— begin RECORDS FOR THIS EXERCISE —
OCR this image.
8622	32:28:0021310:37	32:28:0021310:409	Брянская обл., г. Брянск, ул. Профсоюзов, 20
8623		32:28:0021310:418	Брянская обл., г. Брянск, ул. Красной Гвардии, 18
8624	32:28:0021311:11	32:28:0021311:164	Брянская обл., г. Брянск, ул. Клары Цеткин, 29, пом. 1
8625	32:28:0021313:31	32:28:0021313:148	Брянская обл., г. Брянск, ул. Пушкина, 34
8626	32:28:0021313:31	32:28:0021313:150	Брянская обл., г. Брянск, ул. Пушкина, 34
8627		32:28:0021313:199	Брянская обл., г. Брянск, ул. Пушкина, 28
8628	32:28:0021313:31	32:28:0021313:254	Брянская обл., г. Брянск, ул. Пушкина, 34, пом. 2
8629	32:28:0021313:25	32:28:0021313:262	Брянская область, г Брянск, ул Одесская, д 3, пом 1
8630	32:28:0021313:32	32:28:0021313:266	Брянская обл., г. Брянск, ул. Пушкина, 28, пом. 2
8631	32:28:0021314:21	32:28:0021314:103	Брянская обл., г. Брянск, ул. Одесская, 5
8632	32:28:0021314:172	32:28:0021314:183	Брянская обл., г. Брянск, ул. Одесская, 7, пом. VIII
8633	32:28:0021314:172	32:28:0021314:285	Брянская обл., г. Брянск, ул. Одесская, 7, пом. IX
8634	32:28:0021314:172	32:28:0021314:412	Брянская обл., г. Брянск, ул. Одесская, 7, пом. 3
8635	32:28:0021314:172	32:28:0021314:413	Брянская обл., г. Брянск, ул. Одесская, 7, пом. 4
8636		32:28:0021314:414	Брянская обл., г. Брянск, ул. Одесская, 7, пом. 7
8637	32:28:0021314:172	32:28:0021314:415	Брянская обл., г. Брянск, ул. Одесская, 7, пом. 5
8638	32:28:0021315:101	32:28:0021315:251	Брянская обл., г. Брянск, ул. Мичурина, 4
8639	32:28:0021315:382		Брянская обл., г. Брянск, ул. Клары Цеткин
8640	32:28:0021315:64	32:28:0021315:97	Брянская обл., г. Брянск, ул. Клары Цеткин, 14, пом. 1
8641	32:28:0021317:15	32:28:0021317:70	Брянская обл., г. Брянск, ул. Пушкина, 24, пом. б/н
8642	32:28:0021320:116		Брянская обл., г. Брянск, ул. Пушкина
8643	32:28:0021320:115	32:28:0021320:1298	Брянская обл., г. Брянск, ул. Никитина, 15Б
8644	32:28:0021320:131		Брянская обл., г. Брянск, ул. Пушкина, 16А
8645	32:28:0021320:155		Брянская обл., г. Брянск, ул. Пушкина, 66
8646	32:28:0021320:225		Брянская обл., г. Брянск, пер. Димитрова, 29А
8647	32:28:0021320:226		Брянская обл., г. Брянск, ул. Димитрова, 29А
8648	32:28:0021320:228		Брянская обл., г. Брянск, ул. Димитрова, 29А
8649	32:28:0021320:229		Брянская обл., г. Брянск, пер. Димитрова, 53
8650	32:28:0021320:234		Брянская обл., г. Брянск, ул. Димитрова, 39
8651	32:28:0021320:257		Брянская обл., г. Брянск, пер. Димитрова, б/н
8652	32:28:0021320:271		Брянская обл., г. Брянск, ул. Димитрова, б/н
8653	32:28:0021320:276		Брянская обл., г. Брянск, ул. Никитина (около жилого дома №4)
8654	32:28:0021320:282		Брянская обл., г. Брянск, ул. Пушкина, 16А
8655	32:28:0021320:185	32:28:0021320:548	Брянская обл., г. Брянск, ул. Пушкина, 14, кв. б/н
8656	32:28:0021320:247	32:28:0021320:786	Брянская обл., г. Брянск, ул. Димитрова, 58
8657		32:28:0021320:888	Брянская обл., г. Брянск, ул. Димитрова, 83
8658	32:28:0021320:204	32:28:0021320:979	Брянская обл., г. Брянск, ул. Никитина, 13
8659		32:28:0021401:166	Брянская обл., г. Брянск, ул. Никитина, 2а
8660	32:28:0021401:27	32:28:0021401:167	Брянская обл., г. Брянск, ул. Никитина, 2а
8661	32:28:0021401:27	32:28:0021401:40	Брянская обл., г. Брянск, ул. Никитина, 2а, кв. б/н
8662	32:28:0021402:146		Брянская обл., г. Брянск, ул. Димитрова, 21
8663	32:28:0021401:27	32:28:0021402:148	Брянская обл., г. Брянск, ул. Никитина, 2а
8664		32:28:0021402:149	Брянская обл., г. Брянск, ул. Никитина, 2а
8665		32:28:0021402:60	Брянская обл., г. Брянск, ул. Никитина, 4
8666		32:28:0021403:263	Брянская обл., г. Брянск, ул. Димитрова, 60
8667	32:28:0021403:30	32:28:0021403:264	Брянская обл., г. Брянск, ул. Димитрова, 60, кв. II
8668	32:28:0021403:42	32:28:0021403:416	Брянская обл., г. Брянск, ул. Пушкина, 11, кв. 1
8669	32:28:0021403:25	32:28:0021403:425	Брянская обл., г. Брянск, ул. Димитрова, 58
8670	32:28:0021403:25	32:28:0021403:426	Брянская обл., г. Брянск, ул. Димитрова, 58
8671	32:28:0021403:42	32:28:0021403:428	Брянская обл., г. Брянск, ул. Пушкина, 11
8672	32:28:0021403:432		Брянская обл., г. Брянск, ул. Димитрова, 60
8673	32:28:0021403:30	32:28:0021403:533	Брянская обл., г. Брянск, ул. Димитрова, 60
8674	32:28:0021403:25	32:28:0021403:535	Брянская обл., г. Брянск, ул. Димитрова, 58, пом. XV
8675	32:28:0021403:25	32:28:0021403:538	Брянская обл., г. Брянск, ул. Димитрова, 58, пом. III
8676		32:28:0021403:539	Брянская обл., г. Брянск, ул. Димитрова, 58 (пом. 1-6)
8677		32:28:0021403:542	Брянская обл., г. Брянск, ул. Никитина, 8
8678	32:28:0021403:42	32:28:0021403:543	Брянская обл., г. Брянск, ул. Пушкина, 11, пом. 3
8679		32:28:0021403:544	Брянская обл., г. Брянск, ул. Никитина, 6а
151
— end RECORDS FOR THIS EXERCISE —
Copy the data above in full, character for character.

OCR this image.
8622	32:28:0021310:37	32:28:0021310:409	Брянская обл., г. Брянск, ул. Профсоюзов, 20
8623		32:28:0021310:418	Брянская обл., г. Брянск, ул. Красной Гвардии, 18
8624	32:28:0021311:11	32:28:0021311:164	Брянская обл., г. Брянск, ул. Клары Цеткин, 29, пом. 1
8625	32:28:0021313:31	32:28:0021313:148	Брянская обл., г. Брянск, ул. Пушкина, 34
8626	32:28:0021313:31	32:28:0021313:150	Брянская обл., г. Брянск, ул. Пушкина, 34
8627		32:28:0021313:199	Брянская обл., г. Брянск, ул. Пушкина, 28
8628	32:28:0021313:31	32:28:0021313:254	Брянская обл., г. Брянск, ул. Пушкина, 34, пом. 2
8629	32:28:0021313:25	32:28:0021313:262	Брянская область, г Брянск, ул Одесская, д 3, пом 1
8630	32:28:0021313:32	32:28:0021313:266	Брянская обл., г. Брянск, ул. Пушкина, 28, пом. 2
8631	32:28:0021314:21	32:28:0021314:103	Брянская обл., г. Брянск, ул. Одесская, 5
8632	32:28:0021314:172	32:28:0021314:183	Брянская обл., г. Брянск, ул. Одесская, 7, пом. VIII
8633	32:28:0021314:172	32:28:0021314:285	Брянская обл., г. Брянск, ул. Одесская, 7, пом. IX
8634	32:28:0021314:172	32:28:0021314:412	Брянская обл., г. Брянск, ул. Одесская, 7, пом. 3
8635	32:28:0021314:172	32:28:0021314:413	Брянская обл., г. Брянск, ул. Одесская, 7, пом. 4
8636		32:28:0021314:414	Брянская обл., г. Брянск, ул. Одесская, 7, пом. 7
8637	32:28:0021314:172	32:28:0021314:415	Брянская обл., г. Брянск, ул. Одесская, 7, пом. 5
8638	32:28:0021315:101	32:28:0021315:251	Брянская обл., г. Брянск, ул. Мичурина, 4
8639	32:28:0021315:382		Брянская обл., г. Брянск, ул. Клары Цеткин
8640	32:28:0021315:64	32:28:0021315:97	Брянская обл., г. Брянск, ул. Клары Цеткин, 14, пом. 1
8641	32:28:0021317:15	32:28:0021317:70	Брянская обл., г. Брянск, ул. Пушкина, 24, пом. б/н
8642	32:28:0021320:116		Брянская обл., г. Брянск, ул. Пушкина
8643	32:28:0021320:115	32:28:0021320:1298	Брянская обл., г. Брянск, ул. Никитина, 15Б
8644	32:28:0021320:131		Брянская обл., г. Брянск, ул. Пушкина, 16А
8645	32:28:0021320:155		Брянская обл., г. Брянск, ул. Пушкина, 66
8646	32:28:0021320:225		Брянская обл., г. Брянск, пер. Димитрова, 29А
8647	32:28:0021320:226		Брянская обл., г. Брянск, ул. Димитрова, 29А
8648	32:28:0021320:228		Брянская обл., г. Брянск, ул. Димитрова, 29А
8649	32:28:0021320:229		Брянская обл., г. Брянск, пер. Димитрова, 53
8650	32:28:0021320:234		Брянская обл., г. Брянск, ул. Димитрова, 39
8651	32:28:0021320:257		Брянская обл., г. Брянск, пер. Димитрова, б/н
8652	32:28:0021320:271		Брянская обл., г. Брянск, ул. Димитрова, б/н
8653	32:28:0021320:276		Брянская обл., г. Брянск, ул. Никитина (около жилого дома №4)
8654	32:28:0021320:282		Брянская обл., г. Брянск, ул. Пушкина, 16А
8655	32:28:0021320:185	32:28:0021320:548	Брянская обл., г. Брянск, ул. Пушкина, 14, кв. б/н
8656	32:28:0021320:247	32:28:0021320:786	Брянская обл., г. Брянск, ул. Димитрова, 58
8657		32:28:0021320:888	Брянская обл., г. Брянск, ул. Димитрова, 83
8658	32:28:0021320:204	32:28:0021320:979	Брянская обл., г. Брянск, ул. Никитина, 13
8659		32:28:0021401:166	Брянская обл., г. Брянск, ул. Никитина, 2а
8660	32:28:0021401:27	32:28:0021401:167	Брянская обл., г. Брянск, ул. Никитина, 2а
8661	32:28:0021401:27	32:28:0021401:40	Брянская обл., г. Брянск, ул. Никитина, 2а, кв. б/н
8662	32:28:0021402:146		Брянская обл., г. Брянск, ул. Димитрова, 21
8663	32:28:0021401:27	32:28:0021402:148	Брянская обл., г. Брянск, ул. Никитина, 2а
8664		32:28:0021402:149	Брянская обл., г. Брянск, ул. Никитина, 2а
8665		32:28:0021402:60	Брянская обл., г. Брянск, ул. Никитина, 4
8666		32:28:0021403:263	Брянская обл., г. Брянск, ул. Димитрова, 60
8667	32:28:0021403:30	32:28:0021403:264	Брянская обл., г. Брянск, ул. Димитрова, 60, кв. II
8668	32:28:0021403:42	32:28:0021403:416	Брянская обл., г. Брянск, ул. Пушкина, 11, кв. 1
8669	32:28:0021403:25	32:28:0021403:425	Брянская обл., г. Брянск, ул. Димитрова, 58
8670	32:28:0021403:25	32:28:0021403:426	Брянская обл., г. Брянск, ул. Димитрова, 58
8671	32:28:0021403:42	32:28:0021403:428	Брянская обл., г. Брянск, ул. Пушкина, 11
8672	32:28:0021403:432		Брянская обл., г. Брянск, ул. Димитрова, 60
8673	32:28:0021403:30	32:28:0021403:533	Брянская обл., г. Брянск, ул. Димитрова, 60
8674	32:28:0021403:25	32:28:0021403:535	Брянская обл., г. Брянск, ул. Димитрова, 58, пом. XV
8675	32:28:0021403:25	32:28:0021403:538	Брянская обл., г. Брянск, ул. Димитрова, 58, пом. III
8676		32:28:0021403:539	Брянская обл., г. Брянск, ул. Димитрова, 58 (пом. 1-6)
8677		32:28:0021403:542	Брянская обл., г. Брянск, ул. Никитина, 8
8678	32:28:0021403:42	32:28:0021403:543	Брянская обл., г. Брянск, ул. Пушкина, 11, пом. 3
8679		32:28:0021403:544	Брянская обл., г. Брянск, ул. Никитина, 6а
151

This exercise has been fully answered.